**Problem statement**
Repeat everything in the material exactly.

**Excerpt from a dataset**

[start]

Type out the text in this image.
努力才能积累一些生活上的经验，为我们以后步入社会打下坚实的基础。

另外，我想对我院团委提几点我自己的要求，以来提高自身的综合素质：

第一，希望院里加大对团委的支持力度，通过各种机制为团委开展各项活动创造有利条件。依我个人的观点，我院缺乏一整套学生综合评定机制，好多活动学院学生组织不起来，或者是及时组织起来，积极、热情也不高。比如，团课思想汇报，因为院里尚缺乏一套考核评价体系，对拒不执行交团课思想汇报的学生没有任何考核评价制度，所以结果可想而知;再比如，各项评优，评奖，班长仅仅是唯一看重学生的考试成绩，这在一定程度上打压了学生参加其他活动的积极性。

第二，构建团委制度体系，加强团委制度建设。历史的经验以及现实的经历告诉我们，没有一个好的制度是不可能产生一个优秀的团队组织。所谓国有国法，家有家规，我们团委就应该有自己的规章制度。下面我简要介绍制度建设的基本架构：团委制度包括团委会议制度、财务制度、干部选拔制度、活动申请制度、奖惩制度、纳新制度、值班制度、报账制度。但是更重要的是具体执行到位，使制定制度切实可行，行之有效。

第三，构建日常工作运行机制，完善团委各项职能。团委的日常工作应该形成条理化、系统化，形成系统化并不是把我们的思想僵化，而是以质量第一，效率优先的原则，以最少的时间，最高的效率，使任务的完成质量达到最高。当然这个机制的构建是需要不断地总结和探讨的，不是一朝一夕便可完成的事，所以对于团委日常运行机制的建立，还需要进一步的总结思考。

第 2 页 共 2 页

[end]

**The answer**
Type out the text in this image.
努力才能积累一些生活上的经验，为我们以后步入社会打下坚实的基础。

另外，我想对我院团委提几点我自己的要求，以来提高自身的综合素质：

第一，希望院里加大对团委的支持力度，通过各种机制为团委开展各项活动创造有利条件。依我个人的观点，我院缺乏一整套学生综合评定机制，好多活动学院学生组织不起来，或者是及时组织起来，积极、热情也不高。比如，团课思想汇报，因为院里尚缺乏一套考核评价体系，对拒不执行交团课思想汇报的学生没有任何考核评价制度，所以结果可想而知;再比如，各项评优，评奖，班长仅仅是唯一看重学生的考试成绩，这在一定程度上打压了学生参加其他活动的积极性。

第二，构建团委制度体系，加强团委制度建设。历史的经验以及现实的经历告诉我们，没有一个好的制度是不可能产生一个优秀的团队组织。所谓国有国法，家有家规，我们团委就应该有自己的规章制度。下面我简要介绍制度建设的基本架构：团委制度包括团委会议制度、财务制度、干部选拔制度、活动申请制度、奖惩制度、纳新制度、值班制度、报账制度。但是更重要的是具体执行到位，使制定制度切实可行，行之有效。

第三，构建日常工作运行机制，完善团委各项职能。团委的日常工作应该形成条理化、系统化，形成系统化并不是把我们的思想僵化，而是以质量第一，效率优先的原则，以最少的时间，最高的效率，使任务的完成质量达到最高。当然这个机制的构建是需要不断地总结和探讨的，不是一朝一夕便可完成的事，所以对于团委日常运行机制的建立，还需要进一步的总结思考。

第 2 页 共 2 页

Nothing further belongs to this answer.